Exercise directions: Search the listing for the string "from" and copy every line that contains it.

################

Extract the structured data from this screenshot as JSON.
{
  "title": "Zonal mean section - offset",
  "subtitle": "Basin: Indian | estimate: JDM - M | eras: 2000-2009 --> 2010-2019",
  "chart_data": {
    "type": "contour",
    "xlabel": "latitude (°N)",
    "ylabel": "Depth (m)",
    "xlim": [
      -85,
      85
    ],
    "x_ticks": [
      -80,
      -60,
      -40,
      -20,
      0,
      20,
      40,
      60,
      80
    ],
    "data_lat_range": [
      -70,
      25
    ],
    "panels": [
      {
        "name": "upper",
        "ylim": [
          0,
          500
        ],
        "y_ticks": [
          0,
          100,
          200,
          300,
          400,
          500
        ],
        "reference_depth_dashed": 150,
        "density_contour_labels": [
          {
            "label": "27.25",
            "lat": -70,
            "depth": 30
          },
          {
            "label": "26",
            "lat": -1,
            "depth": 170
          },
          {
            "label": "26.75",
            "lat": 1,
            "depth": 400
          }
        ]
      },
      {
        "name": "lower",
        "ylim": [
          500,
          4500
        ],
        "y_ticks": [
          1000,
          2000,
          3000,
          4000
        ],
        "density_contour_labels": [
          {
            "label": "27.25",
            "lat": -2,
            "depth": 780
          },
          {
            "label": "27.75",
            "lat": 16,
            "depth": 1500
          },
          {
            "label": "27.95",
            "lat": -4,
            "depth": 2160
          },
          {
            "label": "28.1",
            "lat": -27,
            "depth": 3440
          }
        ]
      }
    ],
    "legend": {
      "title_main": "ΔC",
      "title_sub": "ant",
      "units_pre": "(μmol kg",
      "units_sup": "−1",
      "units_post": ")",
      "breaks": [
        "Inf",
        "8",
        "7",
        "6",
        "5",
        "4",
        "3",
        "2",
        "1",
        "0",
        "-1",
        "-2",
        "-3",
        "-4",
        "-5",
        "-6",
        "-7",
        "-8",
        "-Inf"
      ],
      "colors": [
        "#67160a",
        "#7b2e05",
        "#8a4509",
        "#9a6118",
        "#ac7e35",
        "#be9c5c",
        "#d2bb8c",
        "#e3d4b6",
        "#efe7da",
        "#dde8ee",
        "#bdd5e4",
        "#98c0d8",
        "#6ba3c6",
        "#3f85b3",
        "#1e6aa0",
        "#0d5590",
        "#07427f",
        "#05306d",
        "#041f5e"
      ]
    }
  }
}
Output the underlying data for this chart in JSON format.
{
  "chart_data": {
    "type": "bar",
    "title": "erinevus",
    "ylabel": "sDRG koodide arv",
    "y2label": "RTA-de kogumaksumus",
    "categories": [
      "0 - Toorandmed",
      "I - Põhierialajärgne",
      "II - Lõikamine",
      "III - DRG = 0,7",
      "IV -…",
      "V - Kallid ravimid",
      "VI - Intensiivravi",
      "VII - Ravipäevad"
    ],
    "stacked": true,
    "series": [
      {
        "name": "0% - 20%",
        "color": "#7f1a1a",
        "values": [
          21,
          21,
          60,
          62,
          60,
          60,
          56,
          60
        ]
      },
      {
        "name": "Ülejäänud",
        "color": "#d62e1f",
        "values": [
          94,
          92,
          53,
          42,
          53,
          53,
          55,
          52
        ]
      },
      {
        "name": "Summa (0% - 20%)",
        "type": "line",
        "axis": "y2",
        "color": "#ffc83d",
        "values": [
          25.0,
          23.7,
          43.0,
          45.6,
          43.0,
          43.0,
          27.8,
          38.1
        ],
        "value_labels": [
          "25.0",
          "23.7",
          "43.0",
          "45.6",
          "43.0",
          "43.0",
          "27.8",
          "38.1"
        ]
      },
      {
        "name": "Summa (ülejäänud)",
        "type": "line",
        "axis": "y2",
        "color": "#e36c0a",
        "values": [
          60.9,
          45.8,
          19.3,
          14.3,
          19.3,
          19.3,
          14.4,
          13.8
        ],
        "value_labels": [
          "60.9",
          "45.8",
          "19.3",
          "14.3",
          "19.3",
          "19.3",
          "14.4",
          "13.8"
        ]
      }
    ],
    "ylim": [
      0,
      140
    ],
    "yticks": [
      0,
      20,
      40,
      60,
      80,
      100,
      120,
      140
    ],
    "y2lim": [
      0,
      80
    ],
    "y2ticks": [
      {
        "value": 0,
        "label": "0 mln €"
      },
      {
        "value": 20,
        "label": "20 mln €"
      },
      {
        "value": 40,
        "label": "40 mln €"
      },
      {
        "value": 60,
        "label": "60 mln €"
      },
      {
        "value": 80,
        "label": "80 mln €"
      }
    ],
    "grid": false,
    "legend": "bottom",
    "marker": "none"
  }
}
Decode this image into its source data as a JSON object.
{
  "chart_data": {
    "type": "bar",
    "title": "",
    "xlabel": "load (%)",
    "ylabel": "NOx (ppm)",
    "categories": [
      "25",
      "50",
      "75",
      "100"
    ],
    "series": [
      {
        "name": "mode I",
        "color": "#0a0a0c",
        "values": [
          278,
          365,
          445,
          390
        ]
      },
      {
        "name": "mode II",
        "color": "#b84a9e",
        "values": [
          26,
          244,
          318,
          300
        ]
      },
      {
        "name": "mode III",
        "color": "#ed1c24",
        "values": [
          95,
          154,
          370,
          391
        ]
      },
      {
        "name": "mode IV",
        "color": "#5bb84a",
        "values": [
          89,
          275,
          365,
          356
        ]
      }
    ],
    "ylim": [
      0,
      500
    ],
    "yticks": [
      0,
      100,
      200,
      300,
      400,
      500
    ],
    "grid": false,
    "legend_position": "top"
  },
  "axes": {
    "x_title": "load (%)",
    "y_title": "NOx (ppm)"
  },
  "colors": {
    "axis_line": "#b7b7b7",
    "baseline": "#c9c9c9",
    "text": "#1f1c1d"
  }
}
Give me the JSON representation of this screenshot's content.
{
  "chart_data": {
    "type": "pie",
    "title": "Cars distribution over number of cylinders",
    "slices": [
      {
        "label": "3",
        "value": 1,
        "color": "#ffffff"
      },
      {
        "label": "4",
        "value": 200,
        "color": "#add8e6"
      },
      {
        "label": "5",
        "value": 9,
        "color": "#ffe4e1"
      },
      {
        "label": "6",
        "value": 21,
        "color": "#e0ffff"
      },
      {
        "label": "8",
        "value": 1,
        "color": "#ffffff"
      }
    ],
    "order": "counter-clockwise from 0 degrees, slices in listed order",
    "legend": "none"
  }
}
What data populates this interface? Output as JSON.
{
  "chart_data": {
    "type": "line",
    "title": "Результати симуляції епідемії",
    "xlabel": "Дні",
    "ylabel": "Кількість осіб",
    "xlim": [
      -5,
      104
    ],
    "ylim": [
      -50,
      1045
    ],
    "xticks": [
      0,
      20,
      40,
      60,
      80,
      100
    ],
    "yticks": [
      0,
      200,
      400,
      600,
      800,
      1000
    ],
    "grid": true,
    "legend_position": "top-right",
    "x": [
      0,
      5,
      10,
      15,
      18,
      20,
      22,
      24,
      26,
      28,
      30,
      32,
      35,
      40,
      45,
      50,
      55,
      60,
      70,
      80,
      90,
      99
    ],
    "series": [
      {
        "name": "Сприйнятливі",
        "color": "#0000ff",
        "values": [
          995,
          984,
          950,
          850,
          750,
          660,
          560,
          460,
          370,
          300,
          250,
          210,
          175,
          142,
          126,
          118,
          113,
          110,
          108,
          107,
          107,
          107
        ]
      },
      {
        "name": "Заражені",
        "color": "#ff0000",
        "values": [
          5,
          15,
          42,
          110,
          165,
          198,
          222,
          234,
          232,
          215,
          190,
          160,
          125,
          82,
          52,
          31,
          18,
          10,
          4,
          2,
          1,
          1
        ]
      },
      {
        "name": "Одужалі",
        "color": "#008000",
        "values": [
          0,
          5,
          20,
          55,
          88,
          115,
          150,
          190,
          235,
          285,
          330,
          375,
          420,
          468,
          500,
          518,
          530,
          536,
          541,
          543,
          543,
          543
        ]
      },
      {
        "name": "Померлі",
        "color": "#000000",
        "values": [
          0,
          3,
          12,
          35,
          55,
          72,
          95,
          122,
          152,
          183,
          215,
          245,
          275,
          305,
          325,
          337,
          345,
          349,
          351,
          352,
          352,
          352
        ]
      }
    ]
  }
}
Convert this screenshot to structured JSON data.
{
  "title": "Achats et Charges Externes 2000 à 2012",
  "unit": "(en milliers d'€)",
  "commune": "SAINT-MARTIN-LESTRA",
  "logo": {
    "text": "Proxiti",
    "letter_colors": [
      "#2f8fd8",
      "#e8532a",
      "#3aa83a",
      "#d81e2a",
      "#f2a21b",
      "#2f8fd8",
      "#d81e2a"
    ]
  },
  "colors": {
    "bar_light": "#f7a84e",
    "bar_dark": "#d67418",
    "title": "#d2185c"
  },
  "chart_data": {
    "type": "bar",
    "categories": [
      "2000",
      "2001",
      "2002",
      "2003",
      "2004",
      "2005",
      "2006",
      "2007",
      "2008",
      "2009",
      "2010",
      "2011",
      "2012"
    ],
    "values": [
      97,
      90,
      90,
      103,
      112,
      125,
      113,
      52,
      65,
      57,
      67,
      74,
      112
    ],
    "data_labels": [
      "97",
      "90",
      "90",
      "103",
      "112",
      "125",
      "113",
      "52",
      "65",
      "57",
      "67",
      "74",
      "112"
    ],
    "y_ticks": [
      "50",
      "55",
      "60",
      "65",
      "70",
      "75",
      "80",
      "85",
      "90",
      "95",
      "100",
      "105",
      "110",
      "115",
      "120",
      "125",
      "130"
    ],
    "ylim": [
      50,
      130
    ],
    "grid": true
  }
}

################

Response below:
Extract the structured data from this screenshot as JSON.
    "order": "counter-clockwise from 0 degrees, slices in listed order",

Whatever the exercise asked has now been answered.